◆ **Required work**
All lines holding the string "plánování" are to be shown.

** Start of Record extracts **

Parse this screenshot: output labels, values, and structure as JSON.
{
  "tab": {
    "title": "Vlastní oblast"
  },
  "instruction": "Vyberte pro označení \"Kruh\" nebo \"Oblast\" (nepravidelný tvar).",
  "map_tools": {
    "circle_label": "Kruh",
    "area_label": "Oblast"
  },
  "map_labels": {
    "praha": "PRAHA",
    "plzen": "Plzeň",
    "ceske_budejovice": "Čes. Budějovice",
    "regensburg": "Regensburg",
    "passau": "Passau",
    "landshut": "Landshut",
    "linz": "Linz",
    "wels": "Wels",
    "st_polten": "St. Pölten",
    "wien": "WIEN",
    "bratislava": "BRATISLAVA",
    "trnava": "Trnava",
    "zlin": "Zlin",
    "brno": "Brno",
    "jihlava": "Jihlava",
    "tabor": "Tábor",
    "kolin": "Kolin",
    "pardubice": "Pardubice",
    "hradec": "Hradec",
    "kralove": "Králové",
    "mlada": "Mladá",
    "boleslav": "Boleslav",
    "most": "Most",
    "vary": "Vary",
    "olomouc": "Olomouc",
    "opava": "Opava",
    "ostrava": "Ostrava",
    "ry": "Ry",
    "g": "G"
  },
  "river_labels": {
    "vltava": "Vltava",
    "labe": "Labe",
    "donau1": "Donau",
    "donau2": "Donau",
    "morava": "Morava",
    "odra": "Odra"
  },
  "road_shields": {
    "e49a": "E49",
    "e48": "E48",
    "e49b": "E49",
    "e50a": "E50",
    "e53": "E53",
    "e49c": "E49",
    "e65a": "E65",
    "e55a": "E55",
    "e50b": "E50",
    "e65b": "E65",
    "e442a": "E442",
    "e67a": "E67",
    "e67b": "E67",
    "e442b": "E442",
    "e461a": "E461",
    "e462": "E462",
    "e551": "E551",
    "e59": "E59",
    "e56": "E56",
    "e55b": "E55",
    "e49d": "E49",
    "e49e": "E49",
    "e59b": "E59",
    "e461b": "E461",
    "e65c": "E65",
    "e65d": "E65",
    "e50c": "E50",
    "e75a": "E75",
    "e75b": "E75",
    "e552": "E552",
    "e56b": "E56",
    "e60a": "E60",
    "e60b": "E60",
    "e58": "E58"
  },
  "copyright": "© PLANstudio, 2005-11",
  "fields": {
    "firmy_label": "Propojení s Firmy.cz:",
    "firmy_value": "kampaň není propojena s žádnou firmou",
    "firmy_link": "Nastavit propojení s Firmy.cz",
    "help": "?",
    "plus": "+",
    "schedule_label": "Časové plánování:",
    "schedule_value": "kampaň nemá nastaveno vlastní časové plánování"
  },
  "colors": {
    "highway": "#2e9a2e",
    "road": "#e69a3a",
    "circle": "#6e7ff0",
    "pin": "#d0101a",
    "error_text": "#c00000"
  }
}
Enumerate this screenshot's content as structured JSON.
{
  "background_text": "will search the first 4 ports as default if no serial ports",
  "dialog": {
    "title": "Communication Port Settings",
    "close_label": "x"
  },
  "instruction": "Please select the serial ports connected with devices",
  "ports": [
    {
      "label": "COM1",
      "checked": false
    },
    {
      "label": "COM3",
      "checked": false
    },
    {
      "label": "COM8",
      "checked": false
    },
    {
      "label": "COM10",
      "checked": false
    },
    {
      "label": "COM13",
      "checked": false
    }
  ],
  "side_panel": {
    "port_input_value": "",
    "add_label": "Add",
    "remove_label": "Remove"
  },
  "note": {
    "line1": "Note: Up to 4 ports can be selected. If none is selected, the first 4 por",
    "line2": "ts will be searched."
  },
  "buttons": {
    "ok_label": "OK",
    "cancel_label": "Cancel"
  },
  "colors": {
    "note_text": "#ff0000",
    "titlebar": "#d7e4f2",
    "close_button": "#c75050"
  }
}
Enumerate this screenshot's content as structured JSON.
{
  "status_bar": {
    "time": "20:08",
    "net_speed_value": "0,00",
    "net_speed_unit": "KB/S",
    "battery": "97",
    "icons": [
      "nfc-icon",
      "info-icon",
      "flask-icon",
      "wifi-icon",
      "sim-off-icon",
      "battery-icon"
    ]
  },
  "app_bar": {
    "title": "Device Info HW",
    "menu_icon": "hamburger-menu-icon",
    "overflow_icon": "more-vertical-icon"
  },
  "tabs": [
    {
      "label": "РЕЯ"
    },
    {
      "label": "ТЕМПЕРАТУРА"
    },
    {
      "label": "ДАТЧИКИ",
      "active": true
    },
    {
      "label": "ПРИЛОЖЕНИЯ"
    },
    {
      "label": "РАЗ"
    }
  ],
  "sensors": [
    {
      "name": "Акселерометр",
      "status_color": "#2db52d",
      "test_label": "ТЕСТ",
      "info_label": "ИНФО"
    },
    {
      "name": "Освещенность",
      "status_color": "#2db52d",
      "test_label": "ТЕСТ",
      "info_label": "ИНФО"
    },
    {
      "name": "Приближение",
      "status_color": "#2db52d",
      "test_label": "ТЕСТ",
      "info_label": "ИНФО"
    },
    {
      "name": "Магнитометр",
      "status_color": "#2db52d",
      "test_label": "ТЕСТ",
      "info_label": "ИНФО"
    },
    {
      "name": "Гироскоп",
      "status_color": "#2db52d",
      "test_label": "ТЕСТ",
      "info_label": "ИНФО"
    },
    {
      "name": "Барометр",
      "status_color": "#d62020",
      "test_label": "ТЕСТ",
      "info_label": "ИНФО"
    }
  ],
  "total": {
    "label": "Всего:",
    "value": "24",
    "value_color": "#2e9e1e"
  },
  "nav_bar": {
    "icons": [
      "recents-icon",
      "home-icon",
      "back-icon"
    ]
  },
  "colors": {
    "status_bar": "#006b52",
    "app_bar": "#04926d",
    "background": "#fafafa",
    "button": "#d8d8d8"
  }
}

** End of Record extracts **

◆ **Written solution**
    "schedule_label": "Časové plánování:",
    "schedule_value": "kampaň nemá nastaveno vlastní časové plánování"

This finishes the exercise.